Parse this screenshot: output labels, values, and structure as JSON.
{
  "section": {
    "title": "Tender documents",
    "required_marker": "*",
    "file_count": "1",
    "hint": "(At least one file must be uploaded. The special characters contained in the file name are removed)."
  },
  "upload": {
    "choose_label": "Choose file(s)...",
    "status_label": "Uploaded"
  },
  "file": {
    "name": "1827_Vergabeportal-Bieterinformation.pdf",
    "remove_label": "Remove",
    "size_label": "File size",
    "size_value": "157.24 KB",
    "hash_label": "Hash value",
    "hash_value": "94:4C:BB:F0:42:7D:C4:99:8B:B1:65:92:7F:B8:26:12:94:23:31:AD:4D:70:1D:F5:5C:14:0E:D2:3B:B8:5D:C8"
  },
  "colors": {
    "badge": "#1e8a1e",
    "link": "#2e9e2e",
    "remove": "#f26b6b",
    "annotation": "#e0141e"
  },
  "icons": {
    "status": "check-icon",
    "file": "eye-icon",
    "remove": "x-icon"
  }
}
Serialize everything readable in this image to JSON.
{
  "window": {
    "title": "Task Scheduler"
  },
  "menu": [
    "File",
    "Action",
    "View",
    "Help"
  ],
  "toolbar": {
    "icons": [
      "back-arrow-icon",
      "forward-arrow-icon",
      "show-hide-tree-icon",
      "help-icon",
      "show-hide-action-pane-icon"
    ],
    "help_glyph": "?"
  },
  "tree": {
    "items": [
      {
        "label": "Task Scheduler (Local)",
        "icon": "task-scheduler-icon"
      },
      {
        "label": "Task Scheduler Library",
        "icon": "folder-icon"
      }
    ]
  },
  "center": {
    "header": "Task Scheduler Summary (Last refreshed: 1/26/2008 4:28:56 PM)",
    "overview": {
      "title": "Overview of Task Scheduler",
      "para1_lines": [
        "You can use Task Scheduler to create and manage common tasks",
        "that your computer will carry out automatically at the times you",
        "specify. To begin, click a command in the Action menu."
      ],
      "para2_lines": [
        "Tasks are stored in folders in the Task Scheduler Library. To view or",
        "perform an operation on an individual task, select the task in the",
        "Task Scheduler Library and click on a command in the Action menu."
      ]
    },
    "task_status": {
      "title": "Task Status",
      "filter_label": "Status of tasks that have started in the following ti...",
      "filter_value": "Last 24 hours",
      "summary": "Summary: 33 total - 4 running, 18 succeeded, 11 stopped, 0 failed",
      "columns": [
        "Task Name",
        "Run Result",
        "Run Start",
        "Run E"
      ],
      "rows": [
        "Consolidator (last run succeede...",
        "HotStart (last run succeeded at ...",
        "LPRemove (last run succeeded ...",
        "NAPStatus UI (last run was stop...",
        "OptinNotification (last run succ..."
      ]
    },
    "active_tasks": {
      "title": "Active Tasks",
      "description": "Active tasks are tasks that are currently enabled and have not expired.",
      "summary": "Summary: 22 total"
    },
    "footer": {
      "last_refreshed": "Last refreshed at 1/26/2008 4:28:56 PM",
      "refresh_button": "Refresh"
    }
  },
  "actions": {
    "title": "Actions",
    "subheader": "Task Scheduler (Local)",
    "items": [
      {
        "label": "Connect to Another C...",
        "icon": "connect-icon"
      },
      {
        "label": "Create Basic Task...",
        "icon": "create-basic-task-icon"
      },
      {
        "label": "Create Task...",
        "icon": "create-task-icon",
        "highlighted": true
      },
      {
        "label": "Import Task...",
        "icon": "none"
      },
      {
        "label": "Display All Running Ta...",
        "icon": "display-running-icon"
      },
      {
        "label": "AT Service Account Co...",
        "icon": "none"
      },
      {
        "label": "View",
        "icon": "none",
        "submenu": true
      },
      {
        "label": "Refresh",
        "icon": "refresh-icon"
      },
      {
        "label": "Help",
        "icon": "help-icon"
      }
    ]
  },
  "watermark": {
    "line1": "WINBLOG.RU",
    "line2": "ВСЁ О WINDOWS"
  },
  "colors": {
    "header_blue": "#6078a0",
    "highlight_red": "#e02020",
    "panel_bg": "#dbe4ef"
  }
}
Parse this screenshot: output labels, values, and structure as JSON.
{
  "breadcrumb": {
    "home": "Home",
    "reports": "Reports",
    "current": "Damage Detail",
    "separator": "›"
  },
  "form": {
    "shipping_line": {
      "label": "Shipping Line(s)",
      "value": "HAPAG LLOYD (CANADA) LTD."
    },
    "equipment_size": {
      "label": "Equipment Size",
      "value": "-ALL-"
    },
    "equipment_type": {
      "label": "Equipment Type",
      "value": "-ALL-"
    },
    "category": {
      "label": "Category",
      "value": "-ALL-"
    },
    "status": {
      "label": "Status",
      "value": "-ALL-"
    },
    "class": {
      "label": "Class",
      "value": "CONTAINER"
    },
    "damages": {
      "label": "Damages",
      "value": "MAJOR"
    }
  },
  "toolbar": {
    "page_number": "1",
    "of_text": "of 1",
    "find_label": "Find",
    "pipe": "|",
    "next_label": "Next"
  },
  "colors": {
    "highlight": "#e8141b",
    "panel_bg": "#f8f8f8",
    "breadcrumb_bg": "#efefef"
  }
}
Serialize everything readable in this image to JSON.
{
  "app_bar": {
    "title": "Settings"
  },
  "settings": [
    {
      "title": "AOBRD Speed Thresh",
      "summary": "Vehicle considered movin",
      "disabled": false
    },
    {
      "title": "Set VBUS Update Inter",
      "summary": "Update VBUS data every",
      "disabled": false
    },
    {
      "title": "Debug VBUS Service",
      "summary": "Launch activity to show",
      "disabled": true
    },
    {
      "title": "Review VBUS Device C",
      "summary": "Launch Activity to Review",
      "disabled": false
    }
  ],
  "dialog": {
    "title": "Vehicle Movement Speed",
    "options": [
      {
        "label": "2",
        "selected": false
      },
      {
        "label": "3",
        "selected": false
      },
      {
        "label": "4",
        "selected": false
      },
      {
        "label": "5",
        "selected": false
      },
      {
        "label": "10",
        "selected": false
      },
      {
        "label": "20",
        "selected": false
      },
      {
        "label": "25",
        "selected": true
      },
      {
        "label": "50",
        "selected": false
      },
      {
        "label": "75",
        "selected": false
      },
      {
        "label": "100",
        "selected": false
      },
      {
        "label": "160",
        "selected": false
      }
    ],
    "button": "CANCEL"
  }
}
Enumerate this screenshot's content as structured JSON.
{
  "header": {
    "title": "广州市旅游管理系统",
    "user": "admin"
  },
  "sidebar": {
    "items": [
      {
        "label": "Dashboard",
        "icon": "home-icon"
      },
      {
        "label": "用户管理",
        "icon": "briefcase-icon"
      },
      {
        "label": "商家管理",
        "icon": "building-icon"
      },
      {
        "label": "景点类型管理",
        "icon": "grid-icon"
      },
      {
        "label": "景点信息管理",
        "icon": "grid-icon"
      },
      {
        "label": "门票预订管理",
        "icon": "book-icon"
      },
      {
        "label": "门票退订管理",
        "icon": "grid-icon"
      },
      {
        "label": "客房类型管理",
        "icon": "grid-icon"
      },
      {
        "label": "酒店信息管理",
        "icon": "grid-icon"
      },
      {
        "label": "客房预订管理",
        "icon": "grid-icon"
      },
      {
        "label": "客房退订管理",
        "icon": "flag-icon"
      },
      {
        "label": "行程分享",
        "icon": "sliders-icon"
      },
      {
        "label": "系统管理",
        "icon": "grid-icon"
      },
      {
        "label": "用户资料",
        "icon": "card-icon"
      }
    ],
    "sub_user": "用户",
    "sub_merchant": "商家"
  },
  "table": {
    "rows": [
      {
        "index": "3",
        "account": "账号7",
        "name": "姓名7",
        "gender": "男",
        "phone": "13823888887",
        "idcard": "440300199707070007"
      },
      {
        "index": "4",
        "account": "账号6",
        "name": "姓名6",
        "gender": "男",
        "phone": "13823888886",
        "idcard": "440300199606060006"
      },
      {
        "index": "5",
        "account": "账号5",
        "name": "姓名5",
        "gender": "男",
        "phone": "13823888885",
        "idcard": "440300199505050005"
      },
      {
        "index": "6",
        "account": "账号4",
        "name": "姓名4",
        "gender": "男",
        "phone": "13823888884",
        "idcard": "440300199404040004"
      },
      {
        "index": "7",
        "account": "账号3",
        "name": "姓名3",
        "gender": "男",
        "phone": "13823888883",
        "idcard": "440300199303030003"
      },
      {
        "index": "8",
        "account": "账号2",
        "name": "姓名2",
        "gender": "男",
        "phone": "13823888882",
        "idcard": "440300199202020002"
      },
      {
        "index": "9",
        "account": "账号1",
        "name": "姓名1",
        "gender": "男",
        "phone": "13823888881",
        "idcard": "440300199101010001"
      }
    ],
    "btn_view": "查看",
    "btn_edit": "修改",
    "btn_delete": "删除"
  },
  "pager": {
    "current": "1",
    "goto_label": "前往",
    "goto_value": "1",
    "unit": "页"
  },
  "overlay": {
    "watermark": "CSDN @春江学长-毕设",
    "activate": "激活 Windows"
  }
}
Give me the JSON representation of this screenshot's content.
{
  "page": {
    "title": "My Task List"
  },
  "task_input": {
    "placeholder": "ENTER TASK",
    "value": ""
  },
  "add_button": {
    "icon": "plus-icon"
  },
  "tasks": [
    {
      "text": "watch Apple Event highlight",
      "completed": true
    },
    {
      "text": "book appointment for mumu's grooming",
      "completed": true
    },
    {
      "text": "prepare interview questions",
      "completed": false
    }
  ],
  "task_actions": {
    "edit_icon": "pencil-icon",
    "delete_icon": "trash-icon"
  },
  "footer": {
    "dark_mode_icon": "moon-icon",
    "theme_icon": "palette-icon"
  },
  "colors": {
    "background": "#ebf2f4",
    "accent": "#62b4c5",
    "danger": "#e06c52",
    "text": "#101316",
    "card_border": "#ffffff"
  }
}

────

■ **What to produce**
Read the entries and select each line where the word "phone" is found.

■ **Correct answer**
        "phone": "13823888887",
        "phone": "13823888886",
        "phone": "13823888885",
        "phone": "13823888884",
        "phone": "13823888883",
        "phone": "13823888882",
        "phone": "13823888881",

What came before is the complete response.